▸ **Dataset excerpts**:
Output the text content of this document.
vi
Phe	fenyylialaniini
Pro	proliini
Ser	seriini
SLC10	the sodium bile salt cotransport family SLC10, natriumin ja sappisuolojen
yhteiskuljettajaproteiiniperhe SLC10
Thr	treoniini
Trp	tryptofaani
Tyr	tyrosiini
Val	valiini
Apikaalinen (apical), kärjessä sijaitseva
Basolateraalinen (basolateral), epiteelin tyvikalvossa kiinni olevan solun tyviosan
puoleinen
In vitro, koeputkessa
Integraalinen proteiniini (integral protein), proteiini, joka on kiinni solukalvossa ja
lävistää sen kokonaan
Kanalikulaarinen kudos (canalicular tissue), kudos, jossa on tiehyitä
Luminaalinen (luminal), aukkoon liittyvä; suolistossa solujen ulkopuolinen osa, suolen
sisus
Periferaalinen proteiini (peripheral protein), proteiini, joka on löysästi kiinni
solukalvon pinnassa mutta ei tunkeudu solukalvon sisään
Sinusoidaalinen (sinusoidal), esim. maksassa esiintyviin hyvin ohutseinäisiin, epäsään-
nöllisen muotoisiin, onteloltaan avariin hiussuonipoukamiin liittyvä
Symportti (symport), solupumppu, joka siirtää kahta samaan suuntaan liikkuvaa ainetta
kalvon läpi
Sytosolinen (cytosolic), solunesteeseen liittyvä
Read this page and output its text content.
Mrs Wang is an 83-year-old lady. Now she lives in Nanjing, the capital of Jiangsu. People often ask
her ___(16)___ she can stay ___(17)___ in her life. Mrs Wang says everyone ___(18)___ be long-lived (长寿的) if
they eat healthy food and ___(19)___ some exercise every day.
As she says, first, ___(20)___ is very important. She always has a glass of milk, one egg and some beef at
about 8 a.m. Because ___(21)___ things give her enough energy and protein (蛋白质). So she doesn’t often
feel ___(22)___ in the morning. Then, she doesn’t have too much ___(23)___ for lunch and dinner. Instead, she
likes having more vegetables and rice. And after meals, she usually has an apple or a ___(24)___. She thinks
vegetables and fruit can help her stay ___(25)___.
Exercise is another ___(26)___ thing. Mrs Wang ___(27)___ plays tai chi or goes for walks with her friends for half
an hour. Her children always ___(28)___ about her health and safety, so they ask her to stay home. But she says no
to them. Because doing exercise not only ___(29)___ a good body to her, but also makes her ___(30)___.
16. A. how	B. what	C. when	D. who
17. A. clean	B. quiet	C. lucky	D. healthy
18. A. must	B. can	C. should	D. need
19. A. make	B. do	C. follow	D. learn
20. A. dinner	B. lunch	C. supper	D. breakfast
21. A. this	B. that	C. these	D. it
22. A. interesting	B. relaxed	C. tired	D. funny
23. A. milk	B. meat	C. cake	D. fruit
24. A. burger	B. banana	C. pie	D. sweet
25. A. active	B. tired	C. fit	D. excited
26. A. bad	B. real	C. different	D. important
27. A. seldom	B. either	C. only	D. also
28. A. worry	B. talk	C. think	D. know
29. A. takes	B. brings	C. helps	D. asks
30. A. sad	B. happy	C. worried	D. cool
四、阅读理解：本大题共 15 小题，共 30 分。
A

▸ **What is required**:
A complete answer lists each line of the data that holds the word "often".

▸ **Answer section**:
Mrs Wang is an 83-year-old lady. Now she lives in Nanjing, the capital of Jiangsu. People often ask
about 8 a.m. Because ___(21)___ things give her enough energy and protein (蛋白质). So she doesn’t often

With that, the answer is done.